* Data *
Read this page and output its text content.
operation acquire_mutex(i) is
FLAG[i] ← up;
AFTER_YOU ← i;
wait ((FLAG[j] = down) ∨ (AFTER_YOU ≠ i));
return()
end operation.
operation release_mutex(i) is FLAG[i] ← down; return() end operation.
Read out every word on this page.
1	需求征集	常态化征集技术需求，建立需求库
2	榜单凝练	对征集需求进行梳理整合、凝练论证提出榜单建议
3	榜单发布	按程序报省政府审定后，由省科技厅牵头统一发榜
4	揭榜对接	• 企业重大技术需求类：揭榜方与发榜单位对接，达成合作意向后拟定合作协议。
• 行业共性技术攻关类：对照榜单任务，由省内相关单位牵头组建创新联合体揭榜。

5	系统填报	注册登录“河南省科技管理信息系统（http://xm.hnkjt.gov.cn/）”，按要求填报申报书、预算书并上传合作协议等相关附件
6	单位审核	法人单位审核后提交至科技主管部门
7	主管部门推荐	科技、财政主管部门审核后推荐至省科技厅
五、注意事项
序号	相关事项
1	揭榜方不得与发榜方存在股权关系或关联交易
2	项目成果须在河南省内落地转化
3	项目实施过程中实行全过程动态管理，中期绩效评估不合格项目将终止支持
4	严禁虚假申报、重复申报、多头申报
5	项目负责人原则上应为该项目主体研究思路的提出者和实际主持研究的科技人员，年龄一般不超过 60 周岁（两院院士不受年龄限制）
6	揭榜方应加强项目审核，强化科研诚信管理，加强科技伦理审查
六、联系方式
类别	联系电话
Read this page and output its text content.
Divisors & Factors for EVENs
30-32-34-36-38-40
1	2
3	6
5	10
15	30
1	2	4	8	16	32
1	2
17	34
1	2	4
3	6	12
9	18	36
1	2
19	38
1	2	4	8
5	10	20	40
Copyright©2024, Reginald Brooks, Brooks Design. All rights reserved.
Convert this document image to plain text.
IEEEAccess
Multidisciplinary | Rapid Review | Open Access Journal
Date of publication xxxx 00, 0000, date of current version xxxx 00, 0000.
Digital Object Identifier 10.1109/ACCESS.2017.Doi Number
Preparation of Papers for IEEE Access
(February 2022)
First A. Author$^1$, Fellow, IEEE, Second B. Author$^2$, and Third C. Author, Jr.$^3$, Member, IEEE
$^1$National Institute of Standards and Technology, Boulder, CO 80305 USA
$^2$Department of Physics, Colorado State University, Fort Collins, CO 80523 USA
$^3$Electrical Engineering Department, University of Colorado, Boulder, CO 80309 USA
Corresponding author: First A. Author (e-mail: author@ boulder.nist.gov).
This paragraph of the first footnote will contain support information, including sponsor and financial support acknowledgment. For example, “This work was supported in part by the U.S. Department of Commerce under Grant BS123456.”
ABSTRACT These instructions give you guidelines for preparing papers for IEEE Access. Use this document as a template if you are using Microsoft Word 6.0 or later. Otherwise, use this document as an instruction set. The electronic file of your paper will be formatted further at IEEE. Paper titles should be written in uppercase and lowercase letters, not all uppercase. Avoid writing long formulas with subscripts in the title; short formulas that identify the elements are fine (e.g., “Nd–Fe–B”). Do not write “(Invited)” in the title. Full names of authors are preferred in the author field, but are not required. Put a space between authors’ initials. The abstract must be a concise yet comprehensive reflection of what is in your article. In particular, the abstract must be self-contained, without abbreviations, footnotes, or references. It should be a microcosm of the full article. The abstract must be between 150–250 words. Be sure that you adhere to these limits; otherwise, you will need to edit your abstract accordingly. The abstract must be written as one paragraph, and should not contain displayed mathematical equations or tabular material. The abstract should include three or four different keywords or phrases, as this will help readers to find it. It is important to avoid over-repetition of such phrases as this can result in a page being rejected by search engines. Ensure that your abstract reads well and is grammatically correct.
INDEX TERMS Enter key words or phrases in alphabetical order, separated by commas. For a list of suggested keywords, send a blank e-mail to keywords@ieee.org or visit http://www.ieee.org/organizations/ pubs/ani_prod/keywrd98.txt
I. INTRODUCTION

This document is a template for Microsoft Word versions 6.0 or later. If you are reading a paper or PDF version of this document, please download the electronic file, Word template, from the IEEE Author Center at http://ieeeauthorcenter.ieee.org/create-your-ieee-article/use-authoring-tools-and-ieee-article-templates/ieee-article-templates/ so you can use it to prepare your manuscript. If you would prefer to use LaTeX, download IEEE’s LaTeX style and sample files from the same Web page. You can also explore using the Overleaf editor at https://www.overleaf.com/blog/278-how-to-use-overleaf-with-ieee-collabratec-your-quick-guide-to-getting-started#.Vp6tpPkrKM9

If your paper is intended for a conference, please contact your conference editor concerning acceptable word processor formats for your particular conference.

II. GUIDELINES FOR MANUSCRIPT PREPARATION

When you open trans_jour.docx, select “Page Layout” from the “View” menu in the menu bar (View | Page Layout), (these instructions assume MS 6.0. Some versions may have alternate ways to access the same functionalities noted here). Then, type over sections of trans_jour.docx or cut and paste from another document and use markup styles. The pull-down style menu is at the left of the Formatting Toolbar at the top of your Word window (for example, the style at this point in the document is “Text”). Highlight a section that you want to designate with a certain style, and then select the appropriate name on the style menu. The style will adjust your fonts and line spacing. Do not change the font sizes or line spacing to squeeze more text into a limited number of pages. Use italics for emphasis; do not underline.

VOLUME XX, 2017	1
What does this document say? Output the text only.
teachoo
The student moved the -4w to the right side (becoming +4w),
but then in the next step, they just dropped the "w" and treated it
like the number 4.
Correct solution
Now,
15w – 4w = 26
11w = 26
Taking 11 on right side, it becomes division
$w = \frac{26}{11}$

* Task to complete *
Above are some records. Print them all exactly.

* Written solution *
Read this page and output its text content.
operation acquire_mutex(i) is
FLAG[i] ← up;
AFTER_YOU ← i;
wait ((FLAG[j] = down) ∨ (AFTER_YOU ≠ i));
return()
end operation.
operation release_mutex(i) is FLAG[i] ← down; return() end operation.
Read out every word on this page.
1	需求征集	常态化征集技术需求，建立需求库
2	榜单凝练	对征集需求进行梳理整合、凝练论证提出榜单建议
3	榜单发布	按程序报省政府审定后，由省科技厅牵头统一发榜
4	揭榜对接	• 企业重大技术需求类：揭榜方与发榜单位对接，达成合作意向后拟定合作协议。
• 行业共性技术攻关类：对照榜单任务，由省内相关单位牵头组建创新联合体揭榜。

5	系统填报	注册登录“河南省科技管理信息系统（http://xm.hnkjt.gov.cn/）”，按要求填报申报书、预算书并上传合作协议等相关附件
6	单位审核	法人单位审核后提交至科技主管部门
7	主管部门推荐	科技、财政主管部门审核后推荐至省科技厅
五、注意事项
序号	相关事项
1	揭榜方不得与发榜方存在股权关系或关联交易
2	项目成果须在河南省内落地转化
3	项目实施过程中实行全过程动态管理，中期绩效评估不合格项目将终止支持
4	严禁虚假申报、重复申报、多头申报
5	项目负责人原则上应为该项目主体研究思路的提出者和实际主持研究的科技人员，年龄一般不超过 60 周岁（两院院士不受年龄限制）
6	揭榜方应加强项目审核，强化科研诚信管理，加强科技伦理审查
六、联系方式
类别	联系电话
Read this page and output its text content.
Divisors & Factors for EVENs
30-32-34-36-38-40
1	2
3	6
5	10
15	30
1	2	4	8	16	32
1	2
17	34
1	2	4
3	6	12
9	18	36
1	2
19	38
1	2	4	8
5	10	20	40
Copyright©2024, Reginald Brooks, Brooks Design. All rights reserved.
Convert this document image to plain text.
IEEEAccess
Multidisciplinary | Rapid Review | Open Access Journal
Date of publication xxxx 00, 0000, date of current version xxxx 00, 0000.
Digital Object Identifier 10.1109/ACCESS.2017.Doi Number
Preparation of Papers for IEEE Access
(February 2022)
First A. Author$^1$, Fellow, IEEE, Second B. Author$^2$, and Third C. Author, Jr.$^3$, Member, IEEE
$^1$National Institute of Standards and Technology, Boulder, CO 80305 USA
$^2$Department of Physics, Colorado State University, Fort Collins, CO 80523 USA
$^3$Electrical Engineering Department, University of Colorado, Boulder, CO 80309 USA
Corresponding author: First A. Author (e-mail: author@ boulder.nist.gov).
This paragraph of the first footnote will contain support information, including sponsor and financial support acknowledgment. For example, “This work was supported in part by the U.S. Department of Commerce under Grant BS123456.”
ABSTRACT These instructions give you guidelines for preparing papers for IEEE Access. Use this document as a template if you are using Microsoft Word 6.0 or later. Otherwise, use this document as an instruction set. The electronic file of your paper will be formatted further at IEEE. Paper titles should be written in uppercase and lowercase letters, not all uppercase. Avoid writing long formulas with subscripts in the title; short formulas that identify the elements are fine (e.g., “Nd–Fe–B”). Do not write “(Invited)” in the title. Full names of authors are preferred in the author field, but are not required. Put a space between authors’ initials. The abstract must be a concise yet comprehensive reflection of what is in your article. In particular, the abstract must be self-contained, without abbreviations, footnotes, or references. It should be a microcosm of the full article. The abstract must be between 150–250 words. Be sure that you adhere to these limits; otherwise, you will need to edit your abstract accordingly. The abstract must be written as one paragraph, and should not contain displayed mathematical equations or tabular material. The abstract should include three or four different keywords or phrases, as this will help readers to find it. It is important to avoid over-repetition of such phrases as this can result in a page being rejected by search engines. Ensure that your abstract reads well and is grammatically correct.
INDEX TERMS Enter key words or phrases in alphabetical order, separated by commas. For a list of suggested keywords, send a blank e-mail to keywords@ieee.org or visit http://www.ieee.org/organizations/ pubs/ani_prod/keywrd98.txt
I. INTRODUCTION

This document is a template for Microsoft Word versions 6.0 or later. If you are reading a paper or PDF version of this document, please download the electronic file, Word template, from the IEEE Author Center at http://ieeeauthorcenter.ieee.org/create-your-ieee-article/use-authoring-tools-and-ieee-article-templates/ieee-article-templates/ so you can use it to prepare your manuscript. If you would prefer to use LaTeX, download IEEE’s LaTeX style and sample files from the same Web page. You can also explore using the Overleaf editor at https://www.overleaf.com/blog/278-how-to-use-overleaf-with-ieee-collabratec-your-quick-guide-to-getting-started#.Vp6tpPkrKM9

If your paper is intended for a conference, please contact your conference editor concerning acceptable word processor formats for your particular conference.

II. GUIDELINES FOR MANUSCRIPT PREPARATION

When you open trans_jour.docx, select “Page Layout” from the “View” menu in the menu bar (View | Page Layout), (these instructions assume MS 6.0. Some versions may have alternate ways to access the same functionalities noted here). Then, type over sections of trans_jour.docx or cut and paste from another document and use markup styles. The pull-down style menu is at the left of the Formatting Toolbar at the top of your Word window (for example, the style at this point in the document is “Text”). Highlight a section that you want to designate with a certain style, and then select the appropriate name on the style menu. The style will adjust your fonts and line spacing. Do not change the font sizes or line spacing to squeeze more text into a limited number of pages. Use italics for emphasis; do not underline.

VOLUME XX, 2017	1
What does this document say? Output the text only.
teachoo
The student moved the -4w to the right side (becoming +4w),
but then in the next step, they just dropped the "w" and treated it
like the number 4.
Correct solution
Now,
15w – 4w = 26
11w = 26
Taking 11 on right side, it becomes division
$w = \frac{26}{11}$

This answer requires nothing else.